··· PROVIDED ENTRIES ···

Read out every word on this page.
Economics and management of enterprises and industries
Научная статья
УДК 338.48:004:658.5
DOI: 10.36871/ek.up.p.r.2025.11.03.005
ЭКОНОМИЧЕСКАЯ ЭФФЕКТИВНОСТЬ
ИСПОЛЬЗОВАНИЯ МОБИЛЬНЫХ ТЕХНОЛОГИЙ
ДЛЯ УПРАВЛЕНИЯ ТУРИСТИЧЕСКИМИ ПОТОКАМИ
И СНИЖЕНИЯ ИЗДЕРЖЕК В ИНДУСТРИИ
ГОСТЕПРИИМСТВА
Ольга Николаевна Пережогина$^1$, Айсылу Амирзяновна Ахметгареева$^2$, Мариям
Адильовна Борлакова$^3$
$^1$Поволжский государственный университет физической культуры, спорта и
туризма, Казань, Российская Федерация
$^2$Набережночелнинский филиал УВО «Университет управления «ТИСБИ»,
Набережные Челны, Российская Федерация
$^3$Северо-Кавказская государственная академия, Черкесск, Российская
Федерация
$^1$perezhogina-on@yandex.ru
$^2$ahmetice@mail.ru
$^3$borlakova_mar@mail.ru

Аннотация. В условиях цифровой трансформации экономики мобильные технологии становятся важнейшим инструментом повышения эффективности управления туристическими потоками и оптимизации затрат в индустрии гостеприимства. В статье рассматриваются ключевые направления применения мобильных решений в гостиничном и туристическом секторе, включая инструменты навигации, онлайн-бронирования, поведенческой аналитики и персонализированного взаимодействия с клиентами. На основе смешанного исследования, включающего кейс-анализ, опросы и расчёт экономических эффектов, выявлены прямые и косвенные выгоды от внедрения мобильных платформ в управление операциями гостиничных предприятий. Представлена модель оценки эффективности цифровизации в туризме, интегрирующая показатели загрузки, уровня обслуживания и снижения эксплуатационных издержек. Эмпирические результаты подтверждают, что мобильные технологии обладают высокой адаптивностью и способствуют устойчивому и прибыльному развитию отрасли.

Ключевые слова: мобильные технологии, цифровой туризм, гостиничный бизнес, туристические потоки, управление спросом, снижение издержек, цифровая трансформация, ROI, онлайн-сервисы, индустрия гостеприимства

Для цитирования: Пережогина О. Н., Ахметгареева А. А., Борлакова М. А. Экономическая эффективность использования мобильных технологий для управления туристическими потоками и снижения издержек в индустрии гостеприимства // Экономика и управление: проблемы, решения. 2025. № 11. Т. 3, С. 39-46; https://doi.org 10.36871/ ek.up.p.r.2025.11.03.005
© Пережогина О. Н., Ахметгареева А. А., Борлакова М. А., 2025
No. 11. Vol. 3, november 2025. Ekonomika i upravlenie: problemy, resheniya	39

···
··· PROVIDED ENTRIES ···

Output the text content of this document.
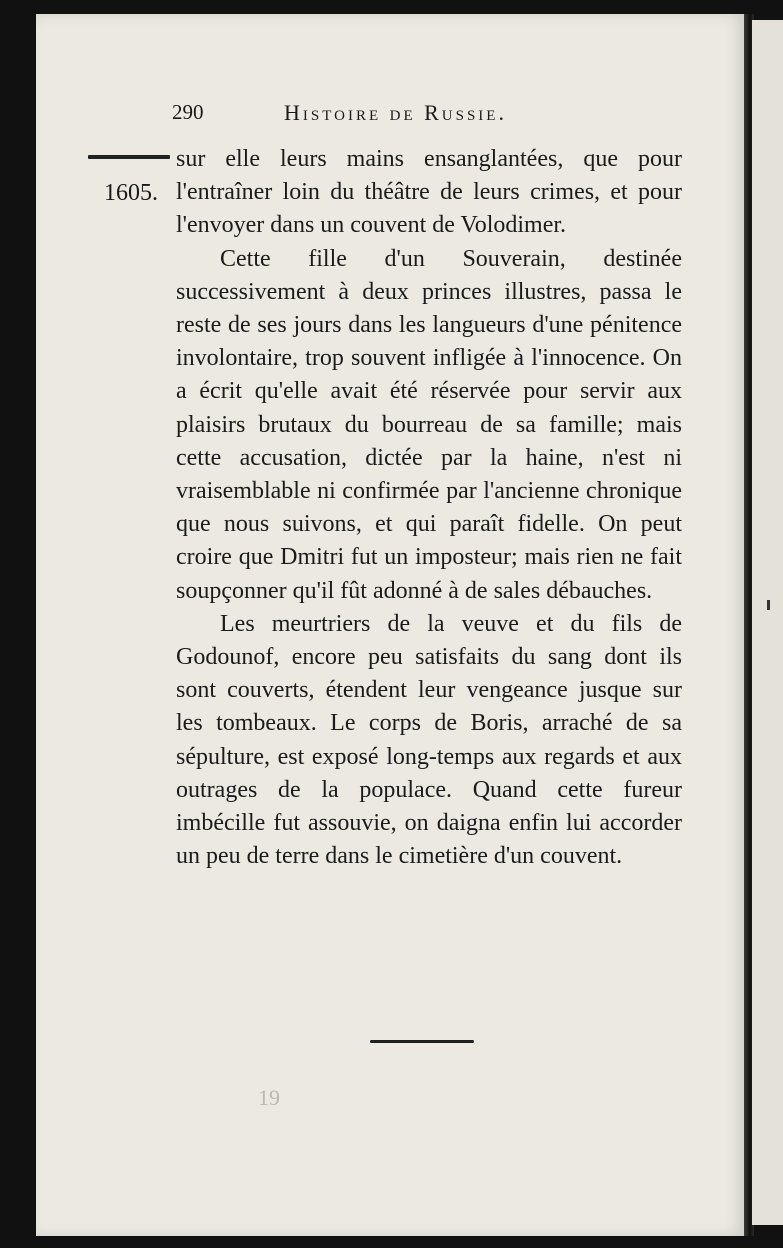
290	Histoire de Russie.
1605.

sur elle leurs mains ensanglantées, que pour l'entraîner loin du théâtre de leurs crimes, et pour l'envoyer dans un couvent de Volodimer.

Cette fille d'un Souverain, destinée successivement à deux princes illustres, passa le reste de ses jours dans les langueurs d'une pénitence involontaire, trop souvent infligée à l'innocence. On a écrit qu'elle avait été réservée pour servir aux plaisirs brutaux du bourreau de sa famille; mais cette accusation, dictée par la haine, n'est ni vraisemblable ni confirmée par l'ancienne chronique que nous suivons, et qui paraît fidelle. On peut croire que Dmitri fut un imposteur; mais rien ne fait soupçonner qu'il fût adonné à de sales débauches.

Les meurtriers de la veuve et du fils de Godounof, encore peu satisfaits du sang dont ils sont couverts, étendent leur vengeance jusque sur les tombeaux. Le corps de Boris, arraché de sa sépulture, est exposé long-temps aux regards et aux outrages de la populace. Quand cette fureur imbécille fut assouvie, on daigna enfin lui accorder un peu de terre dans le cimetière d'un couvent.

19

···

**EXERCISE**
Copy all lines above containing the string "mail".

**CORRECT ANSWER**
$^2$ahmetice@mail.ru
$^3$borlakova_mar@mail.ru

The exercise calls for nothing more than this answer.